### What you are asked to do
Gather every line below where "MESI" appears.

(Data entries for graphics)

--- BEGIN ---

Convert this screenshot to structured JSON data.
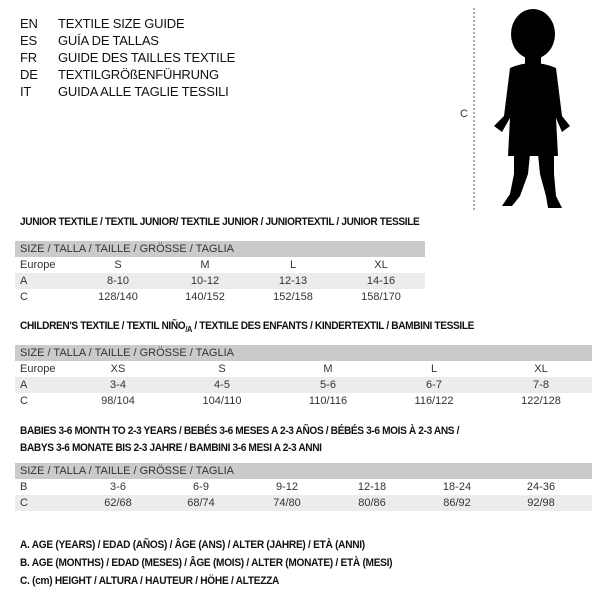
{
  "languages": [
    {
      "code": "EN",
      "text": "TEXTILE SIZE GUIDE"
    },
    {
      "code": "ES",
      "text": "GUÍA DE TALLAS"
    },
    {
      "code": "FR",
      "text": "GUIDE DES TAILLES TEXTILE"
    },
    {
      "code": "DE",
      "text": "TEXTILGRÖßENFÜHRUNG"
    },
    {
      "code": "IT",
      "text": "GUIDA ALLE TAGLIE TESSILI"
    }
  ],
  "figure": {
    "measure_label": "C"
  },
  "size_header": "SIZE / TALLA / TAILLE / GRÖSSE / TAGLIA",
  "junior": {
    "title": "JUNIOR TEXTILE / TEXTIL JUNIOR/ TEXTILE JUNIOR / JUNIORTEXTIL / JUNIOR TESSILE",
    "rows": [
      {
        "label": "Europe",
        "cells": [
          "S",
          "M",
          "L",
          "XL"
        ]
      },
      {
        "label": "A",
        "cells": [
          "8-10",
          "10-12",
          "12-13",
          "14-16"
        ]
      },
      {
        "label": "C",
        "cells": [
          "128/140",
          "140/152",
          "152/158",
          "158/170"
        ]
      }
    ]
  },
  "children": {
    "title_a": "CHILDREN'S TEXTILE / TEXTIL NIÑO",
    "title_sub": "/A",
    "title_b": " / TEXTILE DES ENFANTS / KINDERTEXTIL / BAMBINI TESSILE",
    "rows": [
      {
        "label": "Europe",
        "cells": [
          "XS",
          "S",
          "M",
          "L",
          "XL"
        ]
      },
      {
        "label": "A",
        "cells": [
          "3-4",
          "4-5",
          "5-6",
          "6-7",
          "7-8"
        ]
      },
      {
        "label": "C",
        "cells": [
          "98/104",
          "104/110",
          "110/116",
          "116/122",
          "122/128"
        ]
      }
    ]
  },
  "babies": {
    "title_line1": "BABIES 3-6 MONTH TO 2-3 YEARS / BEBÉS 3-6 MESES A 2-3 AÑOS / BÉBÉS 3-6 MOIS À 2-3 ANS /",
    "title_line2": "BABYS 3-6 MONATE BIS 2-3 JAHRE / BAMBINI 3-6 MESI A 2-3 ANNI",
    "rows": [
      {
        "label": "B",
        "cells": [
          "3-6",
          "6-9",
          "9-12",
          "12-18",
          "18-24",
          "24-36"
        ]
      },
      {
        "label": "C",
        "cells": [
          "62/68",
          "68/74",
          "74/80",
          "80/86",
          "86/92",
          "92/98"
        ]
      }
    ]
  },
  "legend": [
    "A. AGE (YEARS) / EDAD (AÑOS) / ÂGE (ANS) / ALTER (JAHRE) / ETÀ (ANNI)",
    "B. AGE (MONTHS) / EDAD (MESES) / ÂGE (MOIS) / ALTER (MONATE) / ETÀ (MESI)",
    "C. (cm) HEIGHT / ALTURA / HAUTEUR / HÖHE / ALTEZZA"
  ]
}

--- END ---

### Response
    "title_line2": "BABYS 3-6 MONATE BIS 2-3 JAHRE / BAMBINI 3-6 MESI A 2-3 ANNI",
    "B. AGE (MONTHS) / EDAD (MESES) / ÂGE (MOIS) / ALTER (MONATE) / ETÀ (MESI)",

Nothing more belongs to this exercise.